**Requirement**
Transcribe every line exactly and omit anything that is a picture.

Data entries for graphics:
** start **
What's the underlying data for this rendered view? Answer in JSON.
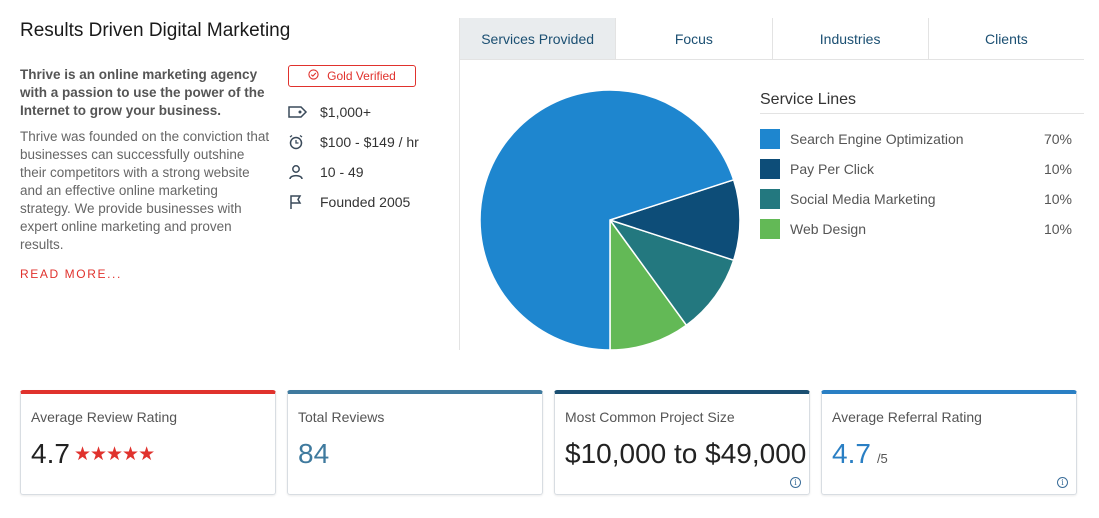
{
  "profile": {
    "title": "Results Driven Digital Marketing",
    "lead": "Thrive is an online marketing agency with a passion to use the power of the Internet to grow your business.",
    "description": "Thrive was founded on the conviction that businesses can successfully outshine their competitors with a strong website and an effective online marketing strategy. We provide businesses with expert online marketing and proven results.",
    "read_more": "READ MORE...",
    "badge": "Gold Verified",
    "facts": {
      "min_project": "$1,000+",
      "hourly_rate": "$100 - $149 / hr",
      "employees": "10 - 49",
      "founded": "Founded 2005"
    }
  },
  "tabs": [
    "Services Provided",
    "Focus",
    "Industries",
    "Clients"
  ],
  "active_tab": 0,
  "service_lines": {
    "title": "Service Lines",
    "items": [
      {
        "name": "Search Engine Optimization",
        "pct": "70%",
        "color": "#1e86cf"
      },
      {
        "name": "Pay Per Click",
        "pct": "10%",
        "color": "#0d4d78"
      },
      {
        "name": "Social Media Marketing",
        "pct": "10%",
        "color": "#23787f"
      },
      {
        "name": "Web Design",
        "pct": "10%",
        "color": "#63b956"
      }
    ]
  },
  "chart_data": {
    "type": "pie",
    "categories": [
      "Search Engine Optimization",
      "Pay Per Click",
      "Social Media Marketing",
      "Web Design"
    ],
    "values": [
      70,
      10,
      10,
      10
    ]
  },
  "stats": {
    "avg_rating_label": "Average Review Rating",
    "avg_rating_value": "4.7",
    "avg_rating_stars": "★★★★★",
    "total_reviews_label": "Total Reviews",
    "total_reviews_value": "84",
    "project_size_label": "Most Common Project Size",
    "project_size_value": "$10,000 to $49,000",
    "referral_label": "Average Referral Rating",
    "referral_value": "4.7",
    "referral_outof": "/5",
    "colors": [
      "#e0322d",
      "#3f7a9e",
      "#1b4f72",
      "#2a7fc4"
    ],
    "value_colors": [
      "#222222",
      "#3f7a9e",
      "#222222",
      "#2a7fc4"
    ]
  }
}
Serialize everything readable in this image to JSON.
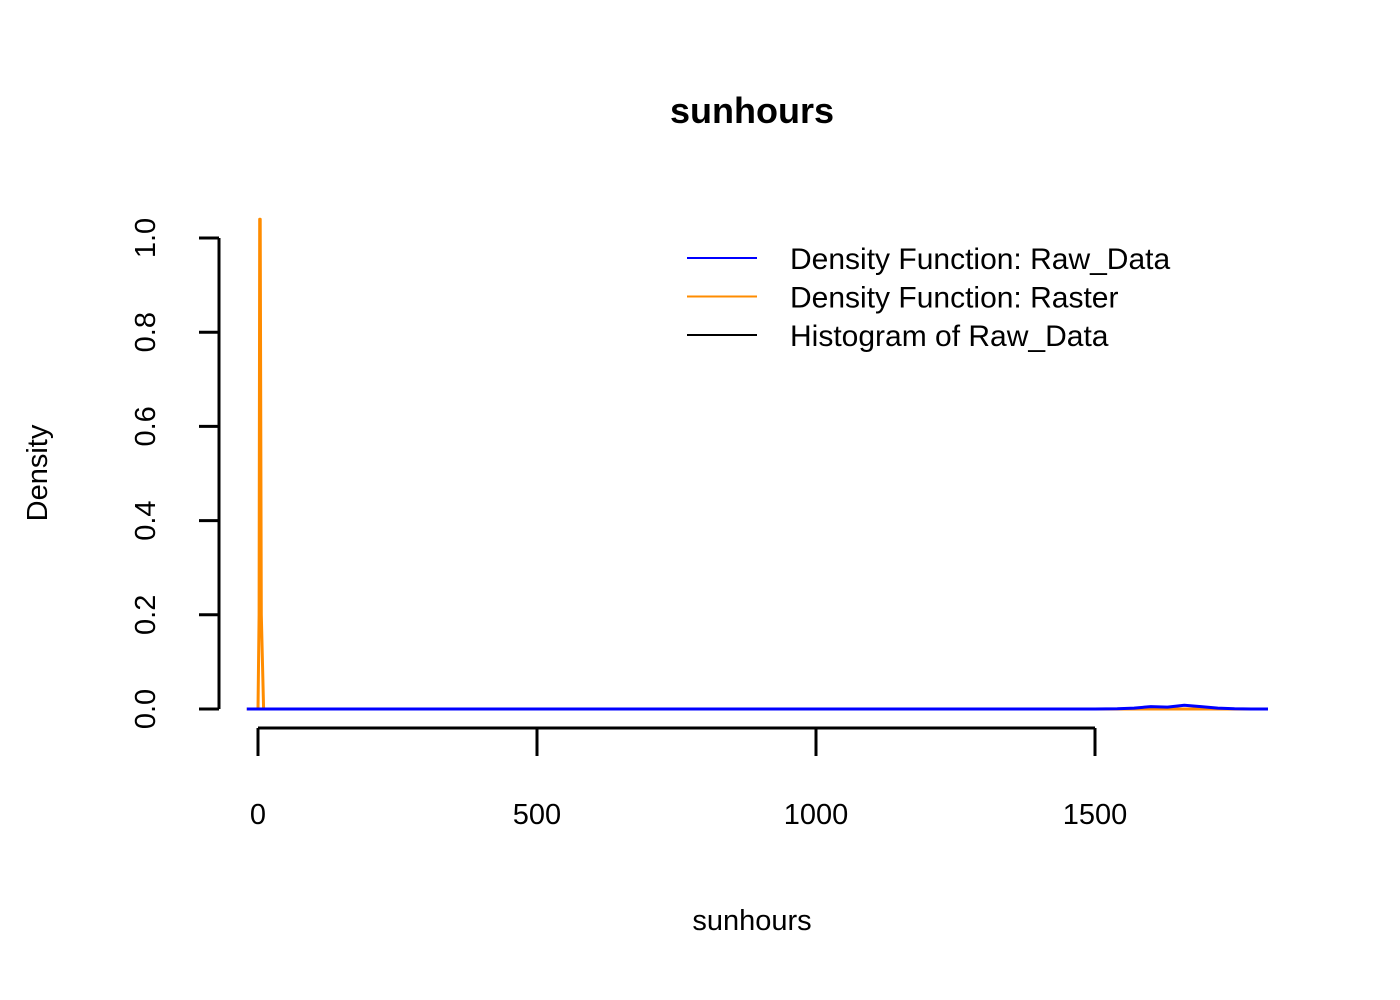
{
  "chart_data": {
    "type": "line",
    "title": "sunhours",
    "xlabel": "sunhours",
    "ylabel": "Density",
    "x_ticks": [
      0,
      500,
      1000,
      1500
    ],
    "y_ticks": [
      0.0,
      0.2,
      0.4,
      0.6,
      0.8,
      1.0
    ],
    "x_tick_labels": [
      "0",
      "500",
      "1000",
      "1500"
    ],
    "y_tick_labels": [
      "0.0",
      "0.2",
      "0.4",
      "0.6",
      "0.8",
      "1.0"
    ],
    "xlim": [
      -20,
      1800
    ],
    "ylim": [
      0,
      1.04
    ],
    "grid": false,
    "legend_position": "top-right",
    "series": [
      {
        "name": "Density Function: Raw_Data",
        "color": "#0000FF",
        "x": [
          -20,
          1500,
          1540,
          1570,
          1600,
          1630,
          1660,
          1690,
          1720,
          1750,
          1780,
          1810
        ],
        "y": [
          0,
          0,
          0.0005,
          0.002,
          0.005,
          0.004,
          0.008,
          0.005,
          0.002,
          0.0005,
          0.0001,
          0
        ]
      },
      {
        "name": "Density Function: Raster",
        "color": "#FF8C00",
        "x": [
          -20,
          0,
          2,
          3,
          4,
          6,
          10,
          30,
          1810
        ],
        "y": [
          0,
          0,
          0.2,
          1.04,
          1.04,
          0.2,
          0,
          0,
          0
        ]
      },
      {
        "name": "Histogram of Raw_Data",
        "color": "#000000",
        "x": [],
        "y": []
      }
    ]
  }
}
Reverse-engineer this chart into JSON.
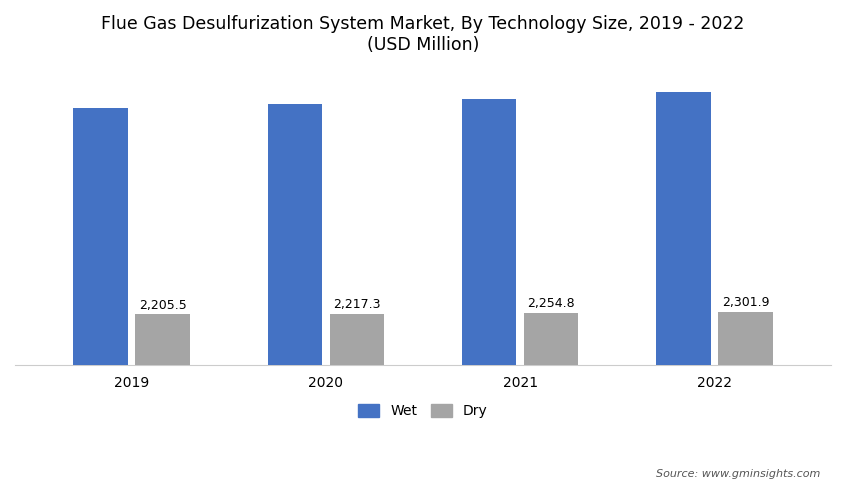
{
  "title_line1": "Flue Gas Desulfurization System Market, By Technology Size, 2019 - 2022",
  "title_line2": "(USD Million)",
  "years": [
    "2019",
    "2020",
    "2021",
    "2022"
  ],
  "wet_values": [
    11200,
    11350,
    11600,
    11900
  ],
  "dry_values": [
    2205.5,
    2217.3,
    2254.8,
    2301.9
  ],
  "dry_labels": [
    "2,205.5",
    "2,217.3",
    "2,254.8",
    "2,301.9"
  ],
  "wet_color": "#4472C4",
  "dry_color": "#A5A5A5",
  "background_color": "#FFFFFF",
  "legend_wet": "Wet",
  "legend_dry": "Dry",
  "source_text": "Source: www.gminsights.com",
  "bar_width": 0.28,
  "ylim": [
    0,
    13000
  ],
  "title_fontsize": 12.5,
  "label_fontsize": 9,
  "tick_fontsize": 10,
  "legend_fontsize": 10,
  "source_fontsize": 8
}
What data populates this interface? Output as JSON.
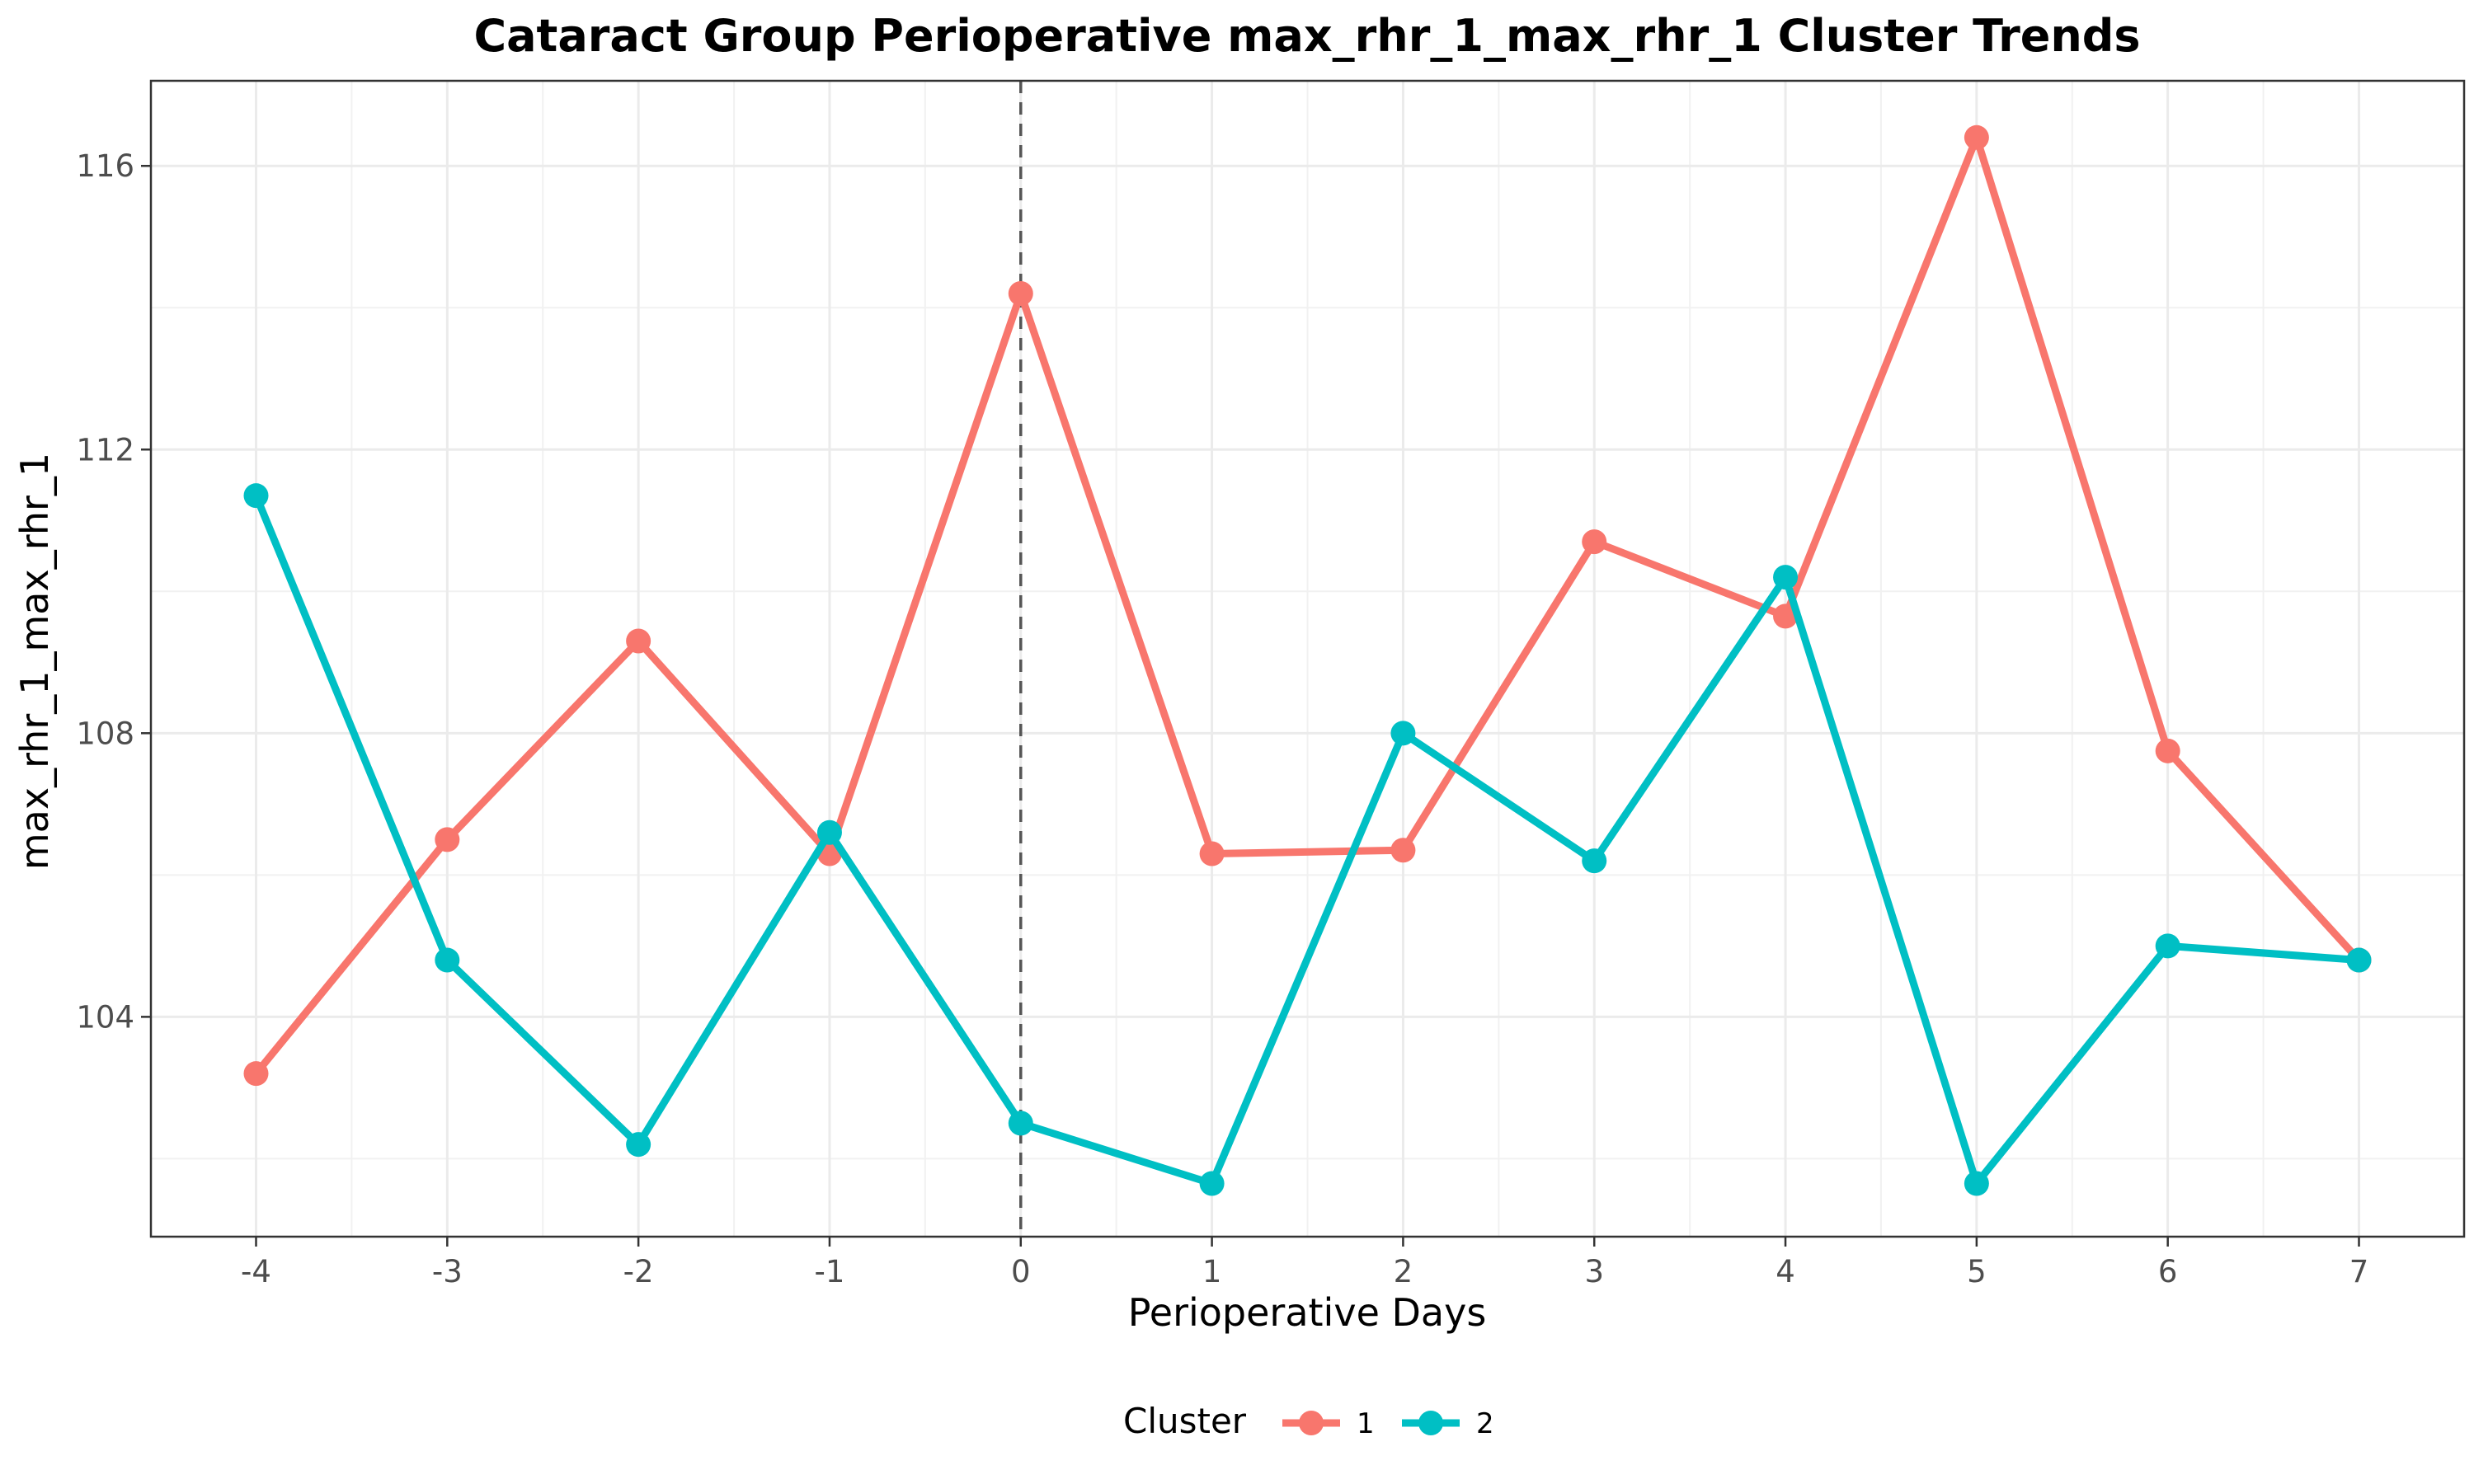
{
  "chart_data": {
    "type": "line",
    "title": "Cataract Group Perioperative max_rhr_1_max_rhr_1 Cluster Trends",
    "xlabel": "Perioperative Days",
    "ylabel": "max_rhr_1_max_rhr_1",
    "x": [
      -4,
      -3,
      -2,
      -1,
      0,
      1,
      2,
      3,
      4,
      5,
      6,
      7
    ],
    "x_tick_labels": [
      "-4",
      "-3",
      "-2",
      "-1",
      "0",
      "1",
      "2",
      "3",
      "4",
      "5",
      "6",
      "7"
    ],
    "y_ticks": [
      104,
      108,
      112,
      116
    ],
    "y_tick_labels": [
      "104",
      "108",
      "112",
      "116"
    ],
    "xlim": [
      -4.55,
      7.55
    ],
    "ylim": [
      100.9,
      117.2
    ],
    "grid": true,
    "reference_line": {
      "x": 0,
      "style": "dashed"
    },
    "legend": {
      "title": "Cluster",
      "position": "bottom"
    },
    "series": [
      {
        "name": "1",
        "color": "#F8766D",
        "values": [
          103.2,
          106.5,
          109.3,
          106.3,
          114.2,
          106.3,
          106.35,
          110.7,
          109.65,
          116.4,
          107.75,
          104.8
        ]
      },
      {
        "name": "2",
        "color": "#00BFC4",
        "values": [
          111.35,
          104.8,
          102.2,
          106.6,
          102.5,
          101.65,
          108.0,
          106.2,
          110.2,
          101.65,
          105.0,
          104.8
        ]
      }
    ]
  }
}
** end **
**Answer for the task**
What's the underlying data for this rendered view? Answer in JSON.
{
  "profile": {
    "title": "Results Driven Digital Marketing",
    "lead": "Thrive is an online marketing agency with a passion to use the power of the Internet to grow your business.",
    "description": "Thrive was founded on the conviction that businesses can successfully outshine their competitors with a strong website and an effective online marketing strategy. We provide businesses with expert online marketing and proven results.",
    "read_more": "READ MORE...",
    "badge": "Gold Verified",
    "facts": {
      "min_project": "$1,000+",
      "hourly_rate": "$100 - $149 / hr",
      "employees": "10 - 49",
      "founded": "Founded 2005"
    }
  },
  "tabs": [
    "Services Provided",
    "Focus",
    "Industries",
    "Clients"
  ],
  "active_tab": 0,
  "service_lines": {
    "title": "Service Lines",
    "items": [
      {
        "name": "Search Engine Optimization",
        "pct": "70%",
        "color": "#1e86cf"
      },
      {
        "name": "Pay Per Click",
        "pct": "10%",
        "color": "#0d4d78"
      },
      {
        "name": "Social Media Marketing",
        "pct": "10%",
        "color": "#23787f"
      },
      {
        "name": "Web Design",
        "pct": "10%",
        "color": "#63b956"
      }
    ]
  },
  "chart_data": {
    "type": "pie",
    "categories": [
      "Search Engine Optimization",
      "Pay Per Click",
      "Social Media Marketing",
      "Web Design"
    ],
    "values": [
      70,
      10,
      10,
      10
    ]
  },
  "stats": {
    "avg_rating_label": "Average Review Rating",
    "avg_rating_value": "4.7",
    "avg_rating_stars": "★★★★★",
    "total_reviews_label": "Total Reviews",
    "total_reviews_value": "84",
    "project_size_label": "Most Common Project Size",
    "project_size_value": "$10,000 to $49,000",
    "referral_label": "Average Referral Rating",
    "referral_value": "4.7",
    "referral_outof": "/5",
    "colors": [
      "#e0322d",
      "#3f7a9e",
      "#1b4f72",
      "#2a7fc4"
    ],
    "value_colors": [
      "#222222",
      "#3f7a9e",
      "#222222",
      "#2a7fc4"
    ]
  }
}
Serialize everything readable in this image to JSON.
{
  "chart_data": {
    "type": "line",
    "title": "sunhours",
    "xlabel": "sunhours",
    "ylabel": "Density",
    "x_ticks": [
      0,
      500,
      1000,
      1500
    ],
    "y_ticks": [
      0.0,
      0.2,
      0.4,
      0.6,
      0.8,
      1.0
    ],
    "x_tick_labels": [
      "0",
      "500",
      "1000",
      "1500"
    ],
    "y_tick_labels": [
      "0.0",
      "0.2",
      "0.4",
      "0.6",
      "0.8",
      "1.0"
    ],
    "xlim": [
      -20,
      1800
    ],
    "ylim": [
      0,
      1.04
    ],
    "grid": false,
    "legend_position": "top-right",
    "series": [
      {
        "name": "Density Function: Raw_Data",
        "color": "#0000FF",
        "x": [
          -20,
          1500,
          1540,
          1570,
          1600,
          1630,
          1660,
          1690,
          1720,
          1750,
          1780,
          1810
        ],
        "y": [
          0,
          0,
          0.0005,
          0.002,
          0.005,
          0.004,
          0.008,
          0.005,
          0.002,
          0.0005,
          0.0001,
          0
        ]
      },
      {
        "name": "Density Function: Raster",
        "color": "#FF8C00",
        "x": [
          -20,
          0,
          2,
          3,
          4,
          6,
          10,
          30,
          1810
        ],
        "y": [
          0,
          0,
          0.2,
          1.04,
          1.04,
          0.2,
          0,
          0,
          0
        ]
      },
      {
        "name": "Histogram of Raw_Data",
        "color": "#000000",
        "x": [],
        "y": []
      }
    ]
  }
}
Reverse-engineer this chart into JSON.
{
  "title_line1": "Flue Gas Desulfurization System Market, By Technology Size, 2019 - 2022",
  "title_line2": "(USD Million)",
  "years": [
    "2019",
    "2020",
    "2021",
    "2022"
  ],
  "wet_values": [
    11200,
    11350,
    11600,
    11900
  ],
  "dry_values": [
    2205.5,
    2217.3,
    2254.8,
    2301.9
  ],
  "dry_labels": [
    "2,205.5",
    "2,217.3",
    "2,254.8",
    "2,301.9"
  ],
  "wet_color": "#4472C4",
  "dry_color": "#A5A5A5",
  "background_color": "#FFFFFF",
  "legend_wet": "Wet",
  "legend_dry": "Dry",
  "source_text": "Source: www.gminsights.com",
  "bar_width": 0.28,
  "ylim": [
    0,
    13000
  ],
  "title_fontsize": 12.5,
  "label_fontsize": 9,
  "tick_fontsize": 10,
  "legend_fontsize": 10,
  "source_fontsize": 8
}
What data populates this interface? Output as JSON.
{
  "chart_data": {
    "type": "line",
    "title": "Cataract Group Perioperative max_rhr_1_max_rhr_1 Cluster Trends",
    "xlabel": "Perioperative Days",
    "ylabel": "max_rhr_1_max_rhr_1",
    "x": [
      -4,
      -3,
      -2,
      -1,
      0,
      1,
      2,
      3,
      4,
      5,
      6,
      7
    ],
    "x_tick_labels": [
      "-4",
      "-3",
      "-2",
      "-1",
      "0",
      "1",
      "2",
      "3",
      "4",
      "5",
      "6",
      "7"
    ],
    "y_ticks": [
      104,
      108,
      112,
      116
    ],
    "y_tick_labels": [
      "104",
      "108",
      "112",
      "116"
    ],
    "xlim": [
      -4.55,
      7.55
    ],
    "ylim": [
      100.9,
      117.2
    ],
    "grid": true,
    "reference_line": {
      "x": 0,
      "style": "dashed"
    },
    "legend": {
      "title": "Cluster",
      "position": "bottom"
    },
    "series": [
      {
        "name": "1",
        "color": "#F8766D",
        "values": [
          103.2,
          106.5,
          109.3,
          106.3,
          114.2,
          106.3,
          106.35,
          110.7,
          109.65,
          116.4,
          107.75,
          104.8
        ]
      },
      {
        "name": "2",
        "color": "#00BFC4",
        "values": [
          111.35,
          104.8,
          102.2,
          106.6,
          102.5,
          101.65,
          108.0,
          106.2,
          110.2,
          101.65,
          105.0,
          104.8
        ]
      }
    ]
  }
}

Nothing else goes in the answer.